- Set exercise
Output word for word the lines from the one with "Serialize everything readable" to the final line of the data, both ends included, but skip the pictures.

- Data to process
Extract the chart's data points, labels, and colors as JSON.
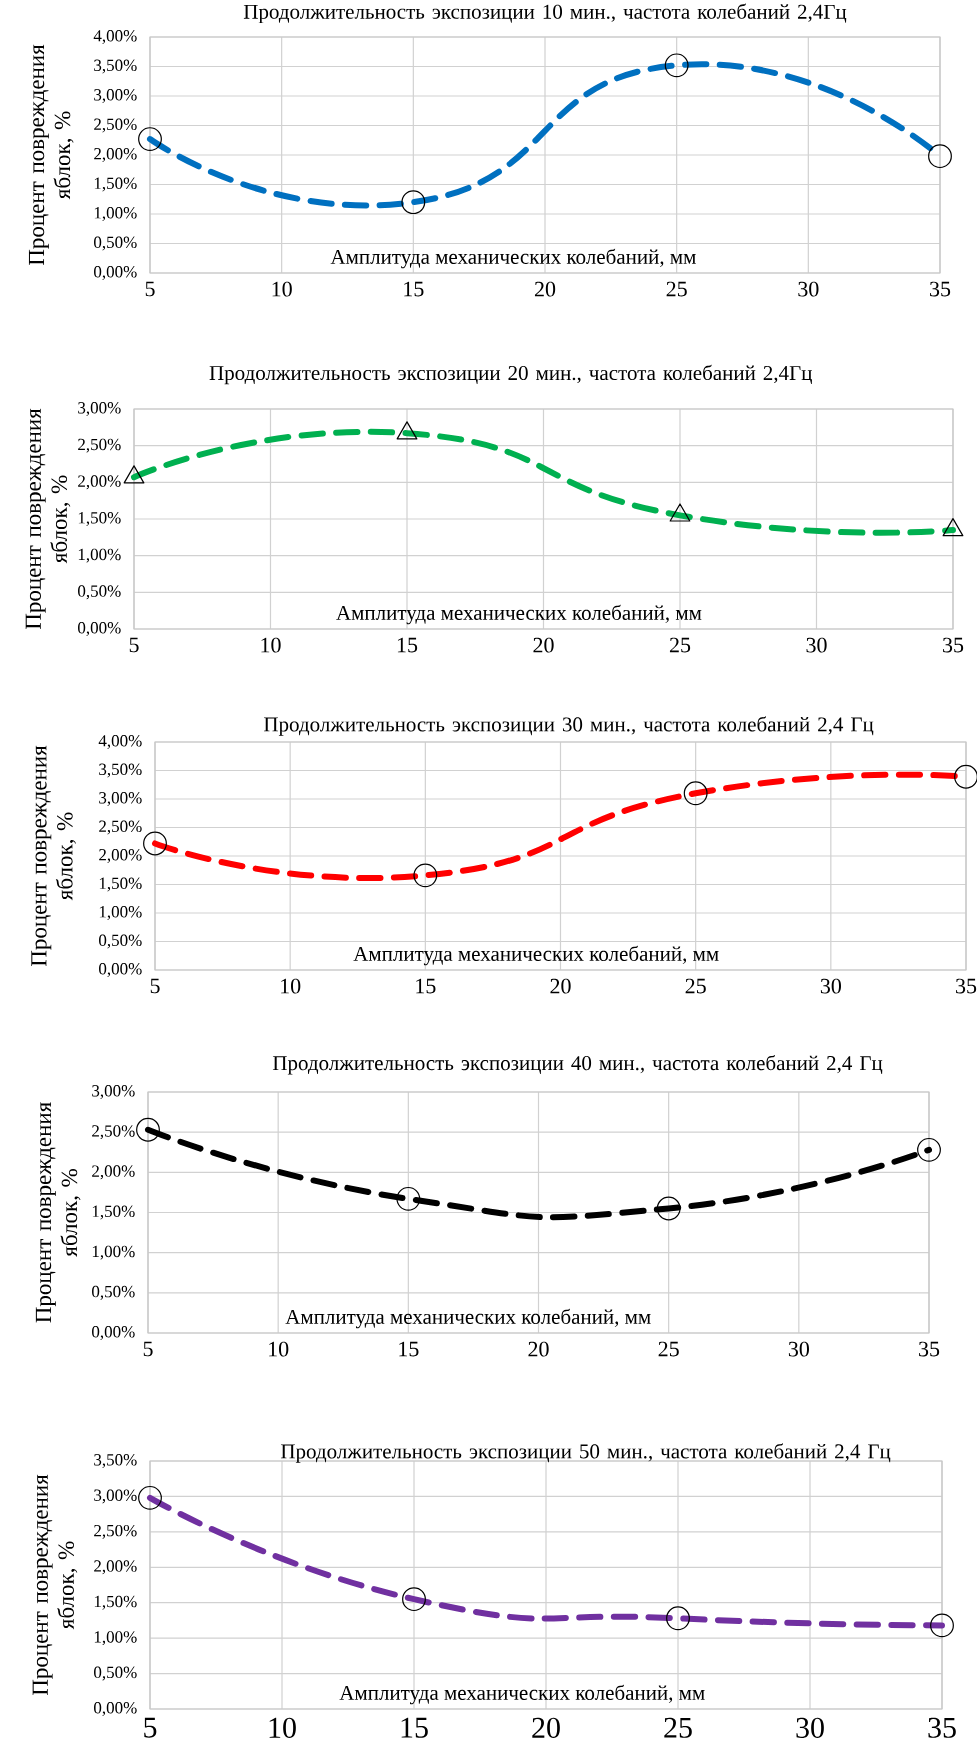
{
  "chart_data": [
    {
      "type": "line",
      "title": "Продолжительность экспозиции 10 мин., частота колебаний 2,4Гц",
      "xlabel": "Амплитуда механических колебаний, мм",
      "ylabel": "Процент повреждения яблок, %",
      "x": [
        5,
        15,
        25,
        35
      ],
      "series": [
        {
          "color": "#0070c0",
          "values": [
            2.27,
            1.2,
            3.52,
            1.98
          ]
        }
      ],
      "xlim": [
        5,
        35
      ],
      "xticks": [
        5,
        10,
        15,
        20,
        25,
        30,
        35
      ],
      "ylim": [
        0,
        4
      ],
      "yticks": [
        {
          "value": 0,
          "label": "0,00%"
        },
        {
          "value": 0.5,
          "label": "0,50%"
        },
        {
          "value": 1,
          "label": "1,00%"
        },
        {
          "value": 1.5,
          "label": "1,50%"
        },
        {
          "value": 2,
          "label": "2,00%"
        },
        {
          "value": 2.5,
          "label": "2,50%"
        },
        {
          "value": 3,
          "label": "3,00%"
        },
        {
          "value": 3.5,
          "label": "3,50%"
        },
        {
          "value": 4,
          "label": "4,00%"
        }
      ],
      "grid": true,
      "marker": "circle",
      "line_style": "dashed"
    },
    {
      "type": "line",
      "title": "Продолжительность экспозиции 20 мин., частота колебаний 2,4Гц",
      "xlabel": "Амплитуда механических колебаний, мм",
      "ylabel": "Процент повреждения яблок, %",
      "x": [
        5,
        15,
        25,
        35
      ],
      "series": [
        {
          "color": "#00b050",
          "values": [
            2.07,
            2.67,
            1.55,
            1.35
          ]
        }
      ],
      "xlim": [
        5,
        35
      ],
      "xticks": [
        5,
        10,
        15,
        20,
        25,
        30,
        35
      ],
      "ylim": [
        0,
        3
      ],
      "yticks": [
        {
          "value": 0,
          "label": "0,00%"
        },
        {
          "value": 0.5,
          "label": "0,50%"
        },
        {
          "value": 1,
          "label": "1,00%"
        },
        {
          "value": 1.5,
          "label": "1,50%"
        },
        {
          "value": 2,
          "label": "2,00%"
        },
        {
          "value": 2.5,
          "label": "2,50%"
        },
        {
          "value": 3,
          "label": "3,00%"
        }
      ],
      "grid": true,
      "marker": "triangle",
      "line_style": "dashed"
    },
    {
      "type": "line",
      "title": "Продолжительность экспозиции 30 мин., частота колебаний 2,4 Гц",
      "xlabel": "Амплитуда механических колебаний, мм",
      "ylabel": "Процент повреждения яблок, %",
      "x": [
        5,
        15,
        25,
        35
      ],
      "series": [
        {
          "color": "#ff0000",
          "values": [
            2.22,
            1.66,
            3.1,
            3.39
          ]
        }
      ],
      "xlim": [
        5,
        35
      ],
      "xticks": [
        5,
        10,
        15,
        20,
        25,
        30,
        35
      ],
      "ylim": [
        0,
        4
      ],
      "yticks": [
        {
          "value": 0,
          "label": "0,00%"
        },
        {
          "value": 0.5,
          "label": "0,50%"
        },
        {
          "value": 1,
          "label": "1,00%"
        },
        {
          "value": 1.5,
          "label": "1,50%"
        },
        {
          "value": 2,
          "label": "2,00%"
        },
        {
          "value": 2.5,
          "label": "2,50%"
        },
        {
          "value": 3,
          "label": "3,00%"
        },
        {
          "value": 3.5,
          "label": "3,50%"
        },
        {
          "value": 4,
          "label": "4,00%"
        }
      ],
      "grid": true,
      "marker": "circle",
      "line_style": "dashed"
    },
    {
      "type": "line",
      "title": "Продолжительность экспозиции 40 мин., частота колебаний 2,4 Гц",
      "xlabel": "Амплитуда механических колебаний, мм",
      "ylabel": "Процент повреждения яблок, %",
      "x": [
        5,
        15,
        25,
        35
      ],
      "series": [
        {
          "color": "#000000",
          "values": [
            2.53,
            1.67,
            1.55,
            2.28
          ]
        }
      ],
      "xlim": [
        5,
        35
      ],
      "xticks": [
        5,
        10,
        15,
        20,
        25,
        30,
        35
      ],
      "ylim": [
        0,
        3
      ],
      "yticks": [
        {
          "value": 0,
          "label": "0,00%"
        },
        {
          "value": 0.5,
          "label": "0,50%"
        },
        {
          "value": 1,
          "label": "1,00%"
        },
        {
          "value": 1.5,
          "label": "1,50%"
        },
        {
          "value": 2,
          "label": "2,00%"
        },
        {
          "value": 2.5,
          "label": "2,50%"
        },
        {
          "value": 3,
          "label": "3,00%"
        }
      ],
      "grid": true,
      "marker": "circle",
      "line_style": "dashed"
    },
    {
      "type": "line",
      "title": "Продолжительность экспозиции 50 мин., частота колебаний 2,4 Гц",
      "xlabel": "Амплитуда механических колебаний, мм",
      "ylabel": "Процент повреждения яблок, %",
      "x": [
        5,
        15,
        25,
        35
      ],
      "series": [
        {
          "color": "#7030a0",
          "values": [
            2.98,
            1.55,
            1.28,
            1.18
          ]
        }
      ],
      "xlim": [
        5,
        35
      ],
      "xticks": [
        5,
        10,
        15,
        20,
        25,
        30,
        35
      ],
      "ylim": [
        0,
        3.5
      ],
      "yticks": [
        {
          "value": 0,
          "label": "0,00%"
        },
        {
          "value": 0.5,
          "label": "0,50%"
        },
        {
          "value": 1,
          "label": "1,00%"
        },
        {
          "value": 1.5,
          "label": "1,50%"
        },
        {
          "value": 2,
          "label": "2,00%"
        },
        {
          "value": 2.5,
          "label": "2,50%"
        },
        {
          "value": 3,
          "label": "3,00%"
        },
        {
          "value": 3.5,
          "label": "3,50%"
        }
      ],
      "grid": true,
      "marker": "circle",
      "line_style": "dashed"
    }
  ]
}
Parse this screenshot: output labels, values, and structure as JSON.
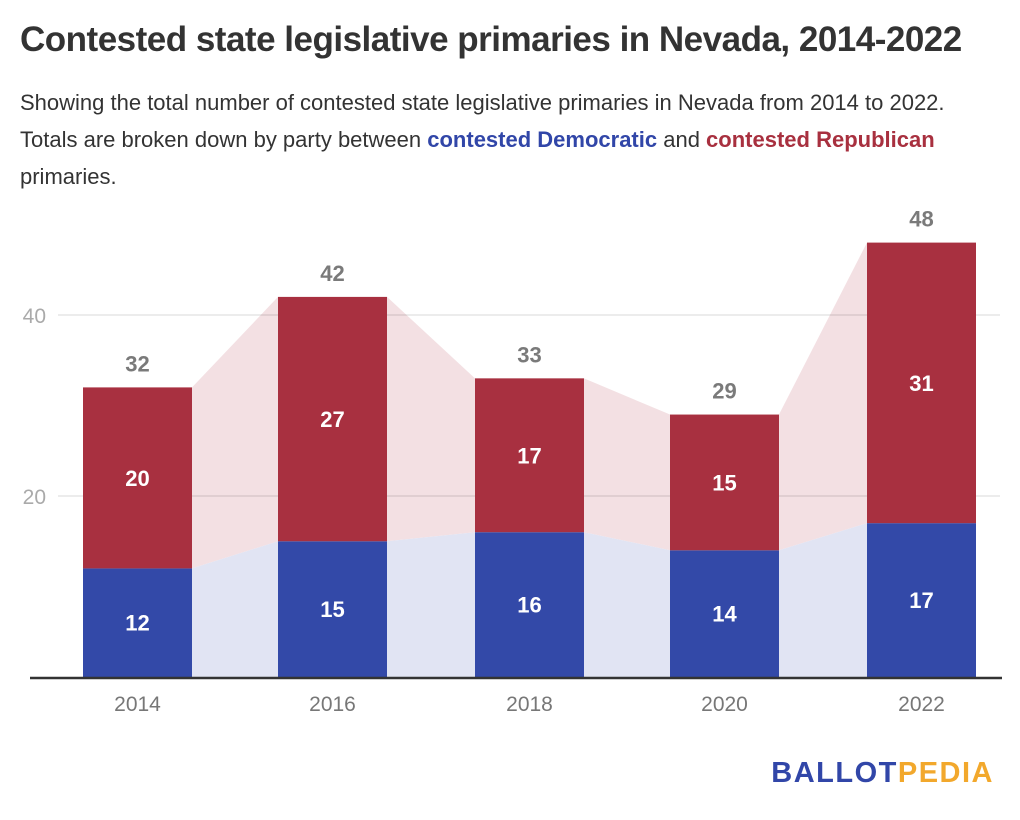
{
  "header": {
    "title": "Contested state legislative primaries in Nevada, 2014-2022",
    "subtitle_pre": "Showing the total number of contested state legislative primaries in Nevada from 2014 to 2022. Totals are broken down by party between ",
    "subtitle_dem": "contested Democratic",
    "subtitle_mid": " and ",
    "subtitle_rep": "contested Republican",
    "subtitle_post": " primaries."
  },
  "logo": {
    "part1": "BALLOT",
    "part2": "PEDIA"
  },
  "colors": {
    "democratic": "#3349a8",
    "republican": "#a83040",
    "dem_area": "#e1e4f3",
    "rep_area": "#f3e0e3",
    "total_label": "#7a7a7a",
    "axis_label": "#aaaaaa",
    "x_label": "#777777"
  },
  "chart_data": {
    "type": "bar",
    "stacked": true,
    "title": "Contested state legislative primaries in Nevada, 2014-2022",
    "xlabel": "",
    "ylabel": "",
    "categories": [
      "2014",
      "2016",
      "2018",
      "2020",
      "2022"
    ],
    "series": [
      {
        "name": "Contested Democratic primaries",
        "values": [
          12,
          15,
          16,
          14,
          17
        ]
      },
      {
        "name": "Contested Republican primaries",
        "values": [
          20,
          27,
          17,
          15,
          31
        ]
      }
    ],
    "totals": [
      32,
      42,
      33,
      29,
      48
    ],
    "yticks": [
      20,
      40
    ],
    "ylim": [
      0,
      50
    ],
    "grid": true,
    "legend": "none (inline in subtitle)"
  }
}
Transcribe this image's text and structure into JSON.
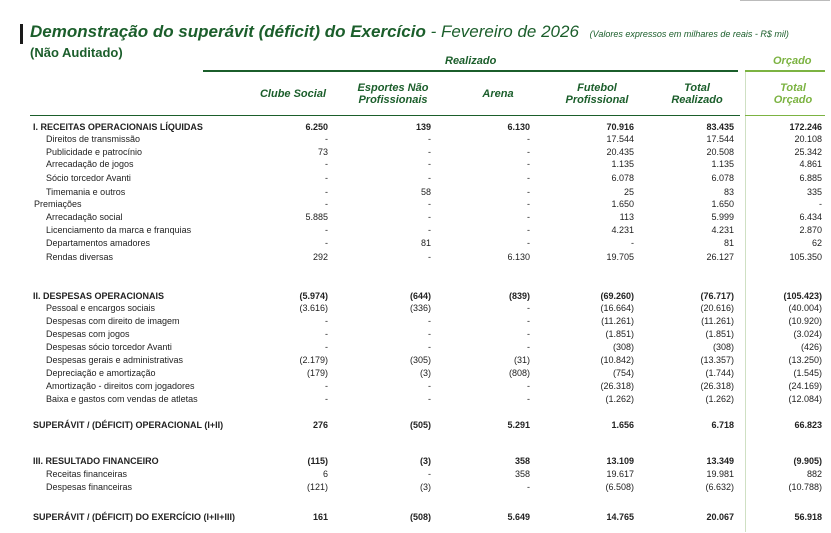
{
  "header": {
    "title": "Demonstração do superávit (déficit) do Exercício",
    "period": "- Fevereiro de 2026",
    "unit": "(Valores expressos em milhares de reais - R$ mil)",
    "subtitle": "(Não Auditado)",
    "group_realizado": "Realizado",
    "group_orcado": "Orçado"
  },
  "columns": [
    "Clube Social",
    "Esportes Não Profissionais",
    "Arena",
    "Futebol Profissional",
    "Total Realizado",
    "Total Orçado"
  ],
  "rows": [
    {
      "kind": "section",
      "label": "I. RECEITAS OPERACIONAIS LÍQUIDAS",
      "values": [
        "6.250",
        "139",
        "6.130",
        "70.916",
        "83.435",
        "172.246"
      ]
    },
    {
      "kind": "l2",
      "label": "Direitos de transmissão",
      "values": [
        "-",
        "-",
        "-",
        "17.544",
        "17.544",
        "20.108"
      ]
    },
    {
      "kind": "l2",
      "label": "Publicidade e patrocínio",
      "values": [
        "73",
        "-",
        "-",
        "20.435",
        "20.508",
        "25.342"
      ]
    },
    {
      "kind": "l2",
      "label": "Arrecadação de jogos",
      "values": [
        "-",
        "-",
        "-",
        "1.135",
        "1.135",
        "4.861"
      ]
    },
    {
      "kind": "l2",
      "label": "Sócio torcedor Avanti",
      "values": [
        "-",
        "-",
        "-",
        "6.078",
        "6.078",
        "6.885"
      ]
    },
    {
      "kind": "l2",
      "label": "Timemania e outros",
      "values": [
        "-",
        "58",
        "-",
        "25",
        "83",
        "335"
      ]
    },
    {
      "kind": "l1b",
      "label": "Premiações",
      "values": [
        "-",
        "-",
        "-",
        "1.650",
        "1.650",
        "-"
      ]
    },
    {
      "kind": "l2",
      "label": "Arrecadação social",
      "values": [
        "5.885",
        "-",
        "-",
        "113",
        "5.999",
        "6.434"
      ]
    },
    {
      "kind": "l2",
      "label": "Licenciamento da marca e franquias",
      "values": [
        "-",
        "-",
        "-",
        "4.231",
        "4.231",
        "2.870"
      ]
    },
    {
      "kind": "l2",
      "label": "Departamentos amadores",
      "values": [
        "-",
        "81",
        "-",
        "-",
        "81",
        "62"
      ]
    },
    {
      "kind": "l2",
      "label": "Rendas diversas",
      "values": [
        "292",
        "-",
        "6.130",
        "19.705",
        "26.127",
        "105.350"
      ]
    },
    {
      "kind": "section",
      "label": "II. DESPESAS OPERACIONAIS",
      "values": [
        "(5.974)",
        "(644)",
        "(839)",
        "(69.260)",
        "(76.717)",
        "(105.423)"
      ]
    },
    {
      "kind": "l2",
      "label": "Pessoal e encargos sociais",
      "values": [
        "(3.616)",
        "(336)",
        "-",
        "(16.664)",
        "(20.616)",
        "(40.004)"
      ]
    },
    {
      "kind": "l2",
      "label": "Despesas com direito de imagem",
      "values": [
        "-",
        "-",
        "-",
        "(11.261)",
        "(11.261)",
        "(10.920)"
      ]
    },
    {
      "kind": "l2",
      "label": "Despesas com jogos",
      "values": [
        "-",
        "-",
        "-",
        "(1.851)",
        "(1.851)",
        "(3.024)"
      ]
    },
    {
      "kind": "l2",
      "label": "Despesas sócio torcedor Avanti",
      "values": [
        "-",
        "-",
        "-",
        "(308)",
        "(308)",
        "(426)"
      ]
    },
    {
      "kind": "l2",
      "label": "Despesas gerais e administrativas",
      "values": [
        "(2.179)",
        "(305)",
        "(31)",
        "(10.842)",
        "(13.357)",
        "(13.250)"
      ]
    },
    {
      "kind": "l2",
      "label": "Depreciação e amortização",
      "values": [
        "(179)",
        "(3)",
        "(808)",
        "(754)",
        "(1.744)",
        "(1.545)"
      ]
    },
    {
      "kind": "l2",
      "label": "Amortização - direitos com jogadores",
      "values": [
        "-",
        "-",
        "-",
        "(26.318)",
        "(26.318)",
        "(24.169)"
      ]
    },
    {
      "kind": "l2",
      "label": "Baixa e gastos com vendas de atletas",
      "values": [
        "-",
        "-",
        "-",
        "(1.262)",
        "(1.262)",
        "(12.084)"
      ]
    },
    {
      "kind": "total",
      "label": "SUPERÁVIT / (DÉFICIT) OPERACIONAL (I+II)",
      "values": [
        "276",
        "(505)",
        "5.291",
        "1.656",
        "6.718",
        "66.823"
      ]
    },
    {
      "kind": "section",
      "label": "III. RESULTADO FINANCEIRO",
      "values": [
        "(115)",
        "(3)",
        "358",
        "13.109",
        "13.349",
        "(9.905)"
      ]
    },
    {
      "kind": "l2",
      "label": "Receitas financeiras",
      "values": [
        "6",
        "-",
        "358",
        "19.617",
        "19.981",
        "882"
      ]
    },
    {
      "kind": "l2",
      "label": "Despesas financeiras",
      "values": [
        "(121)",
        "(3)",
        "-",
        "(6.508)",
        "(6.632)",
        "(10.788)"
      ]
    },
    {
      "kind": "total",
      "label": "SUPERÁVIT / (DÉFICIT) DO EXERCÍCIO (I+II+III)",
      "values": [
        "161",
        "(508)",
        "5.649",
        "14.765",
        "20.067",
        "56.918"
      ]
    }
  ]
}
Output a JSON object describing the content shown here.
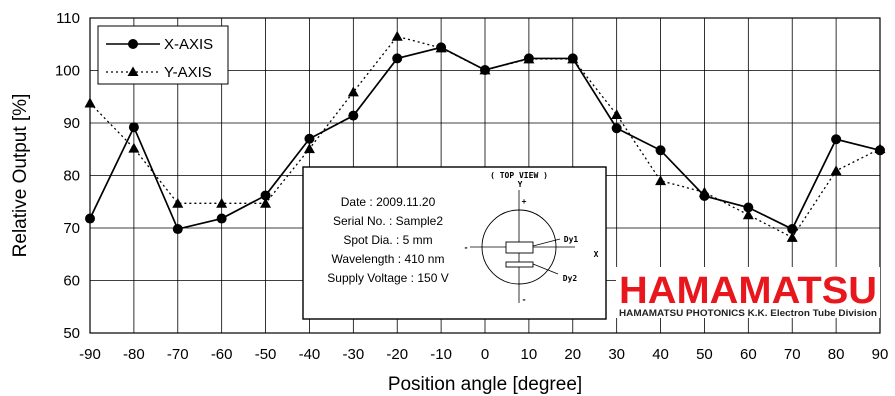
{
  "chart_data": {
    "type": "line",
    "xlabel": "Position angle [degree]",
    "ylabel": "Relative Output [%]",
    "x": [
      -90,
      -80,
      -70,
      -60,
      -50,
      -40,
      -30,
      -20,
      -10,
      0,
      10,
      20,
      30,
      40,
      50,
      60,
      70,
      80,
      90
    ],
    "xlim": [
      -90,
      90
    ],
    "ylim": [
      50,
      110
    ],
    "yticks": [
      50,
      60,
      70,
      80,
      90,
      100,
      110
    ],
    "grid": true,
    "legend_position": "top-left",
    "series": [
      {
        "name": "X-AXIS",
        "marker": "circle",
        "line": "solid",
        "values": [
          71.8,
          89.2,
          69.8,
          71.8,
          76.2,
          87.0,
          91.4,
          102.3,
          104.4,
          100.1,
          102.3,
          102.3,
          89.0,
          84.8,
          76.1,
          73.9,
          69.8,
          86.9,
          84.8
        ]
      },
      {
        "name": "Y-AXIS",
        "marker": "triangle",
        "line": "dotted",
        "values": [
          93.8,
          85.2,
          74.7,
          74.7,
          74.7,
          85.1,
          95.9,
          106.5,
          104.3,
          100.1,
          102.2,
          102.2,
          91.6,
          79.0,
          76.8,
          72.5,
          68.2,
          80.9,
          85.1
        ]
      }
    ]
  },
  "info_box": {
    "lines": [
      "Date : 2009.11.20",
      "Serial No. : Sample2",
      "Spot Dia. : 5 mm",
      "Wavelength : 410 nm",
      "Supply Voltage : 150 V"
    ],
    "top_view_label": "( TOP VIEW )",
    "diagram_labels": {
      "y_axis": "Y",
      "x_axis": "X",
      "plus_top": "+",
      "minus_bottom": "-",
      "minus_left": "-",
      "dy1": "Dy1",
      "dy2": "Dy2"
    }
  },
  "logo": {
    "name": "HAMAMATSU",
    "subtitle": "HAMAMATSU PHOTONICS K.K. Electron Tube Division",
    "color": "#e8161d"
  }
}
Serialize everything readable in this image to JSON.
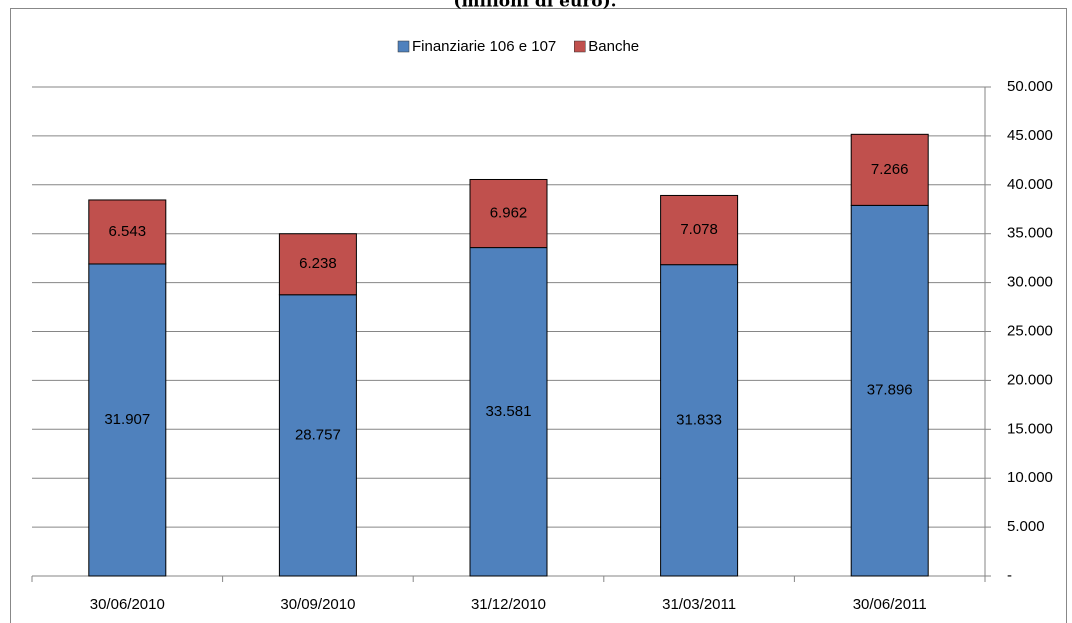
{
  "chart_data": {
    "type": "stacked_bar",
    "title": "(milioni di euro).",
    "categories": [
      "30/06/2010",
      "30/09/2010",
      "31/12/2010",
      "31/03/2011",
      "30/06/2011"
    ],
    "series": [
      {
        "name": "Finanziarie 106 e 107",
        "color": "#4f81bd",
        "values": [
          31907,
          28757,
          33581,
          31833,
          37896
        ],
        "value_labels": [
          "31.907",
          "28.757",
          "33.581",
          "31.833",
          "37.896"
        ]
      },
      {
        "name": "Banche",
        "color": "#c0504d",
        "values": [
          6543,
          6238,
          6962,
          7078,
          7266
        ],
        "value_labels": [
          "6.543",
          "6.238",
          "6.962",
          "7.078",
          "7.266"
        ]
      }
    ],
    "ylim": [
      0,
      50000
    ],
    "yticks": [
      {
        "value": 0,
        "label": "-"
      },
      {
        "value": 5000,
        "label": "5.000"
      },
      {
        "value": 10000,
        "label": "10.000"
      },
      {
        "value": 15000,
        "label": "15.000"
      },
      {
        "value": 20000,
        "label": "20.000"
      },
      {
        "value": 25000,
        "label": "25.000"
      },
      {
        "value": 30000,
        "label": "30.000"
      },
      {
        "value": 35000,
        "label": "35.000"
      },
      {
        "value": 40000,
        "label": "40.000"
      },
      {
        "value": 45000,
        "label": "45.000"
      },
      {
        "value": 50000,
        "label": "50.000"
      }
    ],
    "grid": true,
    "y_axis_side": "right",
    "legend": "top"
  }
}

- Result of the task
Serialize everything readable in this image to JSON.
{
  "chart_data": {
    "type": "stacked_bar",
    "title": "(milioni di euro).",
    "categories": [
      "30/06/2010",
      "30/09/2010",
      "31/12/2010",
      "31/03/2011",
      "30/06/2011"
    ],
    "series": [
      {
        "name": "Finanziarie 106 e 107",
        "color": "#4f81bd",
        "values": [
          31907,
          28757,
          33581,
          31833,
          37896
        ],
        "value_labels": [
          "31.907",
          "28.757",
          "33.581",
          "31.833",
          "37.896"
        ]
      },
      {
        "name": "Banche",
        "color": "#c0504d",
        "values": [
          6543,
          6238,
          6962,
          7078,
          7266
        ],
        "value_labels": [
          "6.543",
          "6.238",
          "6.962",
          "7.078",
          "7.266"
        ]
      }
    ],
    "ylim": [
      0,
      50000
    ],
    "yticks": [
      {
        "value": 0,
        "label": "-"
      },
      {
        "value": 5000,
        "label": "5.000"
      },
      {
        "value": 10000,
        "label": "10.000"
      },
      {
        "value": 15000,
        "label": "15.000"
      },
      {
        "value": 20000,
        "label": "20.000"
      },
      {
        "value": 25000,
        "label": "25.000"
      },
      {
        "value": 30000,
        "label": "30.000"
      },
      {
        "value": 35000,
        "label": "35.000"
      },
      {
        "value": 40000,
        "label": "40.000"
      },
      {
        "value": 45000,
        "label": "45.000"
      },
      {
        "value": 50000,
        "label": "50.000"
      }
    ],
    "grid": true,
    "y_axis_side": "right",
    "legend": "top"
  }
}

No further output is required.